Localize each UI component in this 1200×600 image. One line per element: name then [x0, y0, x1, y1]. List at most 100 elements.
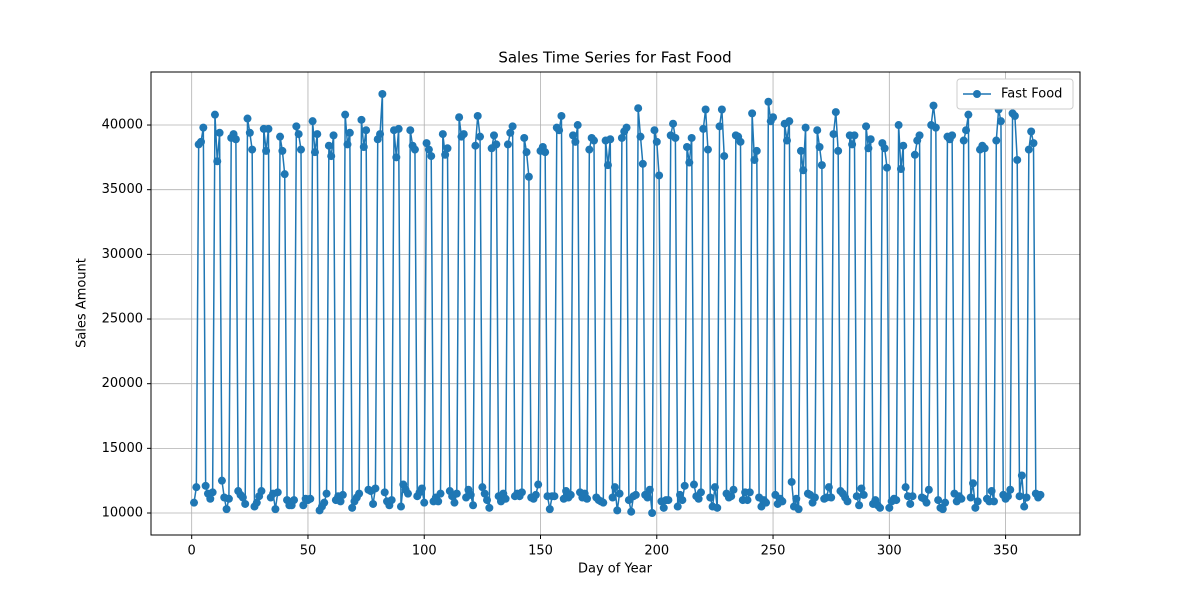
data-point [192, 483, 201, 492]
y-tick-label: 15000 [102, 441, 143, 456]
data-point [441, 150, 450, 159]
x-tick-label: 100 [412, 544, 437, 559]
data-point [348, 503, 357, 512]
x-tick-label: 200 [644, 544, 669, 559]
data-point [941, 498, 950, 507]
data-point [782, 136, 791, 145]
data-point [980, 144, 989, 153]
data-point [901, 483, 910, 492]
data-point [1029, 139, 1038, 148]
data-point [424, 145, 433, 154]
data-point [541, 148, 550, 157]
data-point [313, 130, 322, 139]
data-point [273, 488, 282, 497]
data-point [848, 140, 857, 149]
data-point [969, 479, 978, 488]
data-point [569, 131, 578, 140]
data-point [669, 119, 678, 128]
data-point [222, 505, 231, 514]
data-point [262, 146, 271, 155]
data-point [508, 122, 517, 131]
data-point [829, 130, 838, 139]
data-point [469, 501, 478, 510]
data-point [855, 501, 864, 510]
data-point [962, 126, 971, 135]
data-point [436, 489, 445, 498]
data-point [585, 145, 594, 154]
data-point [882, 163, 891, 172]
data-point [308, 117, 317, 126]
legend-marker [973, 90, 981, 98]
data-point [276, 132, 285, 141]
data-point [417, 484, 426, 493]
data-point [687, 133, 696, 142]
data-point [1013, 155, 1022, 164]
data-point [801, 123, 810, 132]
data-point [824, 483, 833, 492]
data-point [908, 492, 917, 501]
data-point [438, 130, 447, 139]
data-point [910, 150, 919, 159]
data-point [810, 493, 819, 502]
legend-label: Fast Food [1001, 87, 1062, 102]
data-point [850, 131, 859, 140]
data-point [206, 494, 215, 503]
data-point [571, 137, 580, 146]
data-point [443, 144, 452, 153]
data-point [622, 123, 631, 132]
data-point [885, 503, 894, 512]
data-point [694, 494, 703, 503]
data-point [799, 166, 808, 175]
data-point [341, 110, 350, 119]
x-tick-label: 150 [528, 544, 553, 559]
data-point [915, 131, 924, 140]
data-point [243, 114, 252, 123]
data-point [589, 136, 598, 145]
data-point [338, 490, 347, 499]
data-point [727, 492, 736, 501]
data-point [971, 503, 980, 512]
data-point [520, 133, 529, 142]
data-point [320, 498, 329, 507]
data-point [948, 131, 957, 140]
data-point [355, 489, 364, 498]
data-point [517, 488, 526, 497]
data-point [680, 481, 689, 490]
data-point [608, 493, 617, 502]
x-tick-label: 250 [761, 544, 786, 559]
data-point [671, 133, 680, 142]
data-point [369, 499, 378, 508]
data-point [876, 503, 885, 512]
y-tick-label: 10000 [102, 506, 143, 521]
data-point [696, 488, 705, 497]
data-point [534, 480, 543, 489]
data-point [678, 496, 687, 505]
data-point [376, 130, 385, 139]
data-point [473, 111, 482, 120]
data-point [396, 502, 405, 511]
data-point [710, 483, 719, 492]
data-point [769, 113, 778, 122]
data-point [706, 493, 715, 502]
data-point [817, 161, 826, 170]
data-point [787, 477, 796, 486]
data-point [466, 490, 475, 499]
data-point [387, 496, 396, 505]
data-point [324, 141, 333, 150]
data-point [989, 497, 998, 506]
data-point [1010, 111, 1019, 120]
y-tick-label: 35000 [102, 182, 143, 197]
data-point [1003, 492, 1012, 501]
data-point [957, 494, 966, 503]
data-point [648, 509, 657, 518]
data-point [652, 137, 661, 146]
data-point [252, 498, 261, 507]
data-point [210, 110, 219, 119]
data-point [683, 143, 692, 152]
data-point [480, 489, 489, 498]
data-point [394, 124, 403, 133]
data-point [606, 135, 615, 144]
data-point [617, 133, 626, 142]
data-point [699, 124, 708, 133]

-.-.-

Please retype every one of the rows above word for word, leaving out the pictures.

Localize each UI component in this 1200×600 image. One line per element: name then [x0, y0, x1, y1]. List at most 100 elements.
data-point [192, 483, 201, 492]
y-tick-label: 15000 [102, 441, 143, 456]
data-point [441, 150, 450, 159]
x-tick-label: 100 [412, 544, 437, 559]
data-point [348, 503, 357, 512]
x-tick-label: 200 [644, 544, 669, 559]
data-point [941, 498, 950, 507]
data-point [782, 136, 791, 145]
data-point [980, 144, 989, 153]
data-point [901, 483, 910, 492]
data-point [1029, 139, 1038, 148]
data-point [424, 145, 433, 154]
data-point [541, 148, 550, 157]
data-point [313, 130, 322, 139]
data-point [273, 488, 282, 497]
data-point [848, 140, 857, 149]
data-point [969, 479, 978, 488]
data-point [569, 131, 578, 140]
data-point [669, 119, 678, 128]
data-point [222, 505, 231, 514]
data-point [262, 146, 271, 155]
data-point [508, 122, 517, 131]
data-point [829, 130, 838, 139]
data-point [469, 501, 478, 510]
data-point [855, 501, 864, 510]
data-point [962, 126, 971, 135]
data-point [436, 489, 445, 498]
data-point [585, 145, 594, 154]
data-point [882, 163, 891, 172]
data-point [308, 117, 317, 126]
legend-marker [973, 90, 981, 98]
data-point [276, 132, 285, 141]
data-point [417, 484, 426, 493]
data-point [687, 133, 696, 142]
data-point [1013, 155, 1022, 164]
data-point [801, 123, 810, 132]
data-point [824, 483, 833, 492]
data-point [908, 492, 917, 501]
data-point [438, 130, 447, 139]
data-point [910, 150, 919, 159]
data-point [810, 493, 819, 502]
legend-label: Fast Food [1001, 87, 1062, 102]
data-point [850, 131, 859, 140]
data-point [206, 494, 215, 503]
data-point [571, 137, 580, 146]
data-point [443, 144, 452, 153]
data-point [622, 123, 631, 132]
data-point [885, 503, 894, 512]
data-point [694, 494, 703, 503]
data-point [799, 166, 808, 175]
data-point [341, 110, 350, 119]
x-tick-label: 150 [528, 544, 553, 559]
data-point [915, 131, 924, 140]
data-point [243, 114, 252, 123]
data-point [589, 136, 598, 145]
data-point [338, 490, 347, 499]
data-point [727, 492, 736, 501]
data-point [971, 503, 980, 512]
data-point [520, 133, 529, 142]
data-point [320, 498, 329, 507]
data-point [948, 131, 957, 140]
data-point [355, 489, 364, 498]
data-point [517, 488, 526, 497]
data-point [680, 481, 689, 490]
data-point [608, 493, 617, 502]
x-tick-label: 250 [761, 544, 786, 559]
data-point [671, 133, 680, 142]
data-point [369, 499, 378, 508]
data-point [876, 503, 885, 512]
y-tick-label: 10000 [102, 506, 143, 521]
data-point [696, 488, 705, 497]
data-point [534, 480, 543, 489]
data-point [678, 496, 687, 505]
data-point [376, 130, 385, 139]
data-point [473, 111, 482, 120]
data-point [396, 502, 405, 511]
data-point [710, 483, 719, 492]
data-point [769, 113, 778, 122]
data-point [706, 493, 715, 502]
data-point [817, 161, 826, 170]
data-point [787, 477, 796, 486]
data-point [466, 490, 475, 499]
data-point [387, 496, 396, 505]
data-point [324, 141, 333, 150]
data-point [989, 497, 998, 506]
data-point [1010, 111, 1019, 120]
y-tick-label: 35000 [102, 182, 143, 197]
data-point [1003, 492, 1012, 501]
data-point [957, 494, 966, 503]
data-point [648, 509, 657, 518]
data-point [652, 137, 661, 146]
data-point [252, 498, 261, 507]
data-point [210, 110, 219, 119]
data-point [683, 143, 692, 152]
data-point [480, 489, 489, 498]
data-point [394, 124, 403, 133]
data-point [606, 135, 615, 144]
data-point [617, 133, 626, 142]
data-point [699, 124, 708, 133]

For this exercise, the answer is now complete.